## [Required task]
Transcribe the material word for word, but without the images.

## [Records provided]
• • • • • • •

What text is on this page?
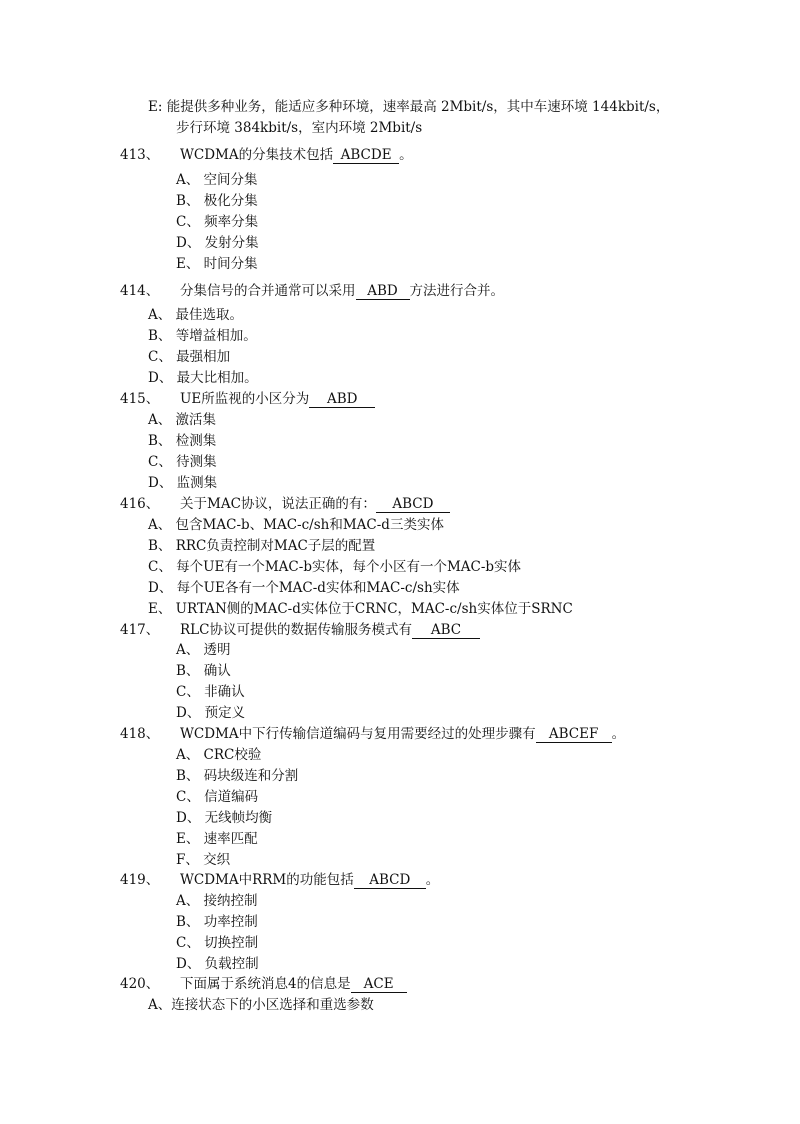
E: 能提供多种业务，能适应多种环境，速率最高 2Mbit/s，其中车速环境 144kbit/s，
步行环境 384kbit/s，室内环境 2Mbit/s
413、 WCDMA的分集技术包括 ABCDE 。
A、 空间分集
B、 极化分集
C、 频率分集
D、 发射分集
E、 时间分集
414、 分集信号的合并通常可以采用 ABD 方法进行合并。
A、 最佳选取。
B、 等增益相加。
C、 最强相加
D、 最大比相加。
415、 UE所监视的小区分为 ABD
A、 激活集
B、 检测集
C、 待测集
D、 监测集
416、 关于MAC协议，说法正确的有： ABCD
A、 包含MAC-b、MAC-c/sh和MAC-d三类实体
B、 RRC负责控制对MAC子层的配置
C、 每个UE有一个MAC-b实体，每个小区有一个MAC-b实体
D、 每个UE各有一个MAC-d实体和MAC-c/sh实体
E、 URTAN侧的MAC-d实体位于CRNC，MAC-c/sh实体位于SRNC
417、 RLC协议可提供的数据传输服务模式有 ABC
A、 透明
B、 确认
C、 非确认
D、 预定义
418、 WCDMA中下行传输信道编码与复用需要经过的处理步骤有 ABCEF 。
A、 CRC校验
B、 码块级连和分割
C、 信道编码
D、 无线帧均衡
E、 速率匹配
F、 交织
419、 WCDMA中RRM的功能包括 ABCD 。
A、 接纳控制
B、 功率控制
C、 切换控制
D、 负载控制
420、 下面属于系统消息4的信息是 ACE
A、连接状态下的小区选择和重选参数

• • • • • • •

## [Solution to this task]
What text is on this page?
E: 能提供多种业务，能适应多种环境，速率最高 2Mbit/s，其中车速环境 144kbit/s，
步行环境 384kbit/s，室内环境 2Mbit/s
413、 WCDMA的分集技术包括 ABCDE 。
A、 空间分集
B、 极化分集
C、 频率分集
D、 发射分集
E、 时间分集
414、 分集信号的合并通常可以采用 ABD 方法进行合并。
A、 最佳选取。
B、 等增益相加。
C、 最强相加
D、 最大比相加。
415、 UE所监视的小区分为 ABD
A、 激活集
B、 检测集
C、 待测集
D、 监测集
416、 关于MAC协议，说法正确的有： ABCD
A、 包含MAC-b、MAC-c/sh和MAC-d三类实体
B、 RRC负责控制对MAC子层的配置
C、 每个UE有一个MAC-b实体，每个小区有一个MAC-b实体
D、 每个UE各有一个MAC-d实体和MAC-c/sh实体
E、 URTAN侧的MAC-d实体位于CRNC，MAC-c/sh实体位于SRNC
417、 RLC协议可提供的数据传输服务模式有 ABC
A、 透明
B、 确认
C、 非确认
D、 预定义
418、 WCDMA中下行传输信道编码与复用需要经过的处理步骤有 ABCEF 。
A、 CRC校验
B、 码块级连和分割
C、 信道编码
D、 无线帧均衡
E、 速率匹配
F、 交织
419、 WCDMA中RRM的功能包括 ABCD 。
A、 接纳控制
B、 功率控制
C、 切换控制
D、 负载控制
420、 下面属于系统消息4的信息是 ACE
A、连接状态下的小区选择和重选参数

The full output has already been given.